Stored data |
╭──
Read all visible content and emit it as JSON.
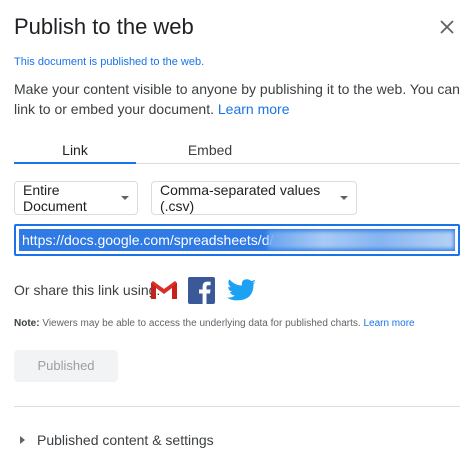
{
  "dialog": {
    "title": "Publish to the web",
    "close_icon": "close-icon",
    "status": "This document is published to the web.",
    "description": "Make your content visible to anyone by publishing it to the web. You can link to or embed your document.",
    "learn_more": "Learn more"
  },
  "tabs": [
    {
      "label": "Link",
      "active": true
    },
    {
      "label": "Embed",
      "active": false
    }
  ],
  "options": {
    "scope_selected": "Entire Document",
    "format_selected": "Comma-separated values (.csv)"
  },
  "url": {
    "value": "https://docs.google.com/spreadsheets/d/"
  },
  "share": {
    "label": "Or share this link using:",
    "services": [
      "gmail-icon",
      "facebook-icon",
      "twitter-icon"
    ]
  },
  "note": {
    "prefix": "Note:",
    "text": " Viewers may be able to access the underlying data for published charts. ",
    "link": "Learn more"
  },
  "publish_button": {
    "label": "Published"
  },
  "expander": {
    "label": "Published content & settings"
  },
  "colors": {
    "accent": "#1a73e8",
    "text": "#202124",
    "muted": "#5f6368"
  }
}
╰──
Give the entries again without a single change, but with no pictures.

RESPONSE TO THIS TASK |
Read all visible content and emit it as JSON.
{
  "dialog": {
    "title": "Publish to the web",
    "close_icon": "close-icon",
    "status": "This document is published to the web.",
    "description": "Make your content visible to anyone by publishing it to the web. You can link to or embed your document.",
    "learn_more": "Learn more"
  },
  "tabs": [
    {
      "label": "Link",
      "active": true
    },
    {
      "label": "Embed",
      "active": false
    }
  ],
  "options": {
    "scope_selected": "Entire Document",
    "format_selected": "Comma-separated values (.csv)"
  },
  "url": {
    "value": "https://docs.google.com/spreadsheets/d/"
  },
  "share": {
    "label": "Or share this link using:",
    "services": [
      "gmail-icon",
      "facebook-icon",
      "twitter-icon"
    ]
  },
  "note": {
    "prefix": "Note:",
    "text": " Viewers may be able to access the underlying data for published charts. ",
    "link": "Learn more"
  },
  "publish_button": {
    "label": "Published"
  },
  "expander": {
    "label": "Published content & settings"
  },
  "colors": {
    "accent": "#1a73e8",
    "text": "#202124",
    "muted": "#5f6368"
  }
}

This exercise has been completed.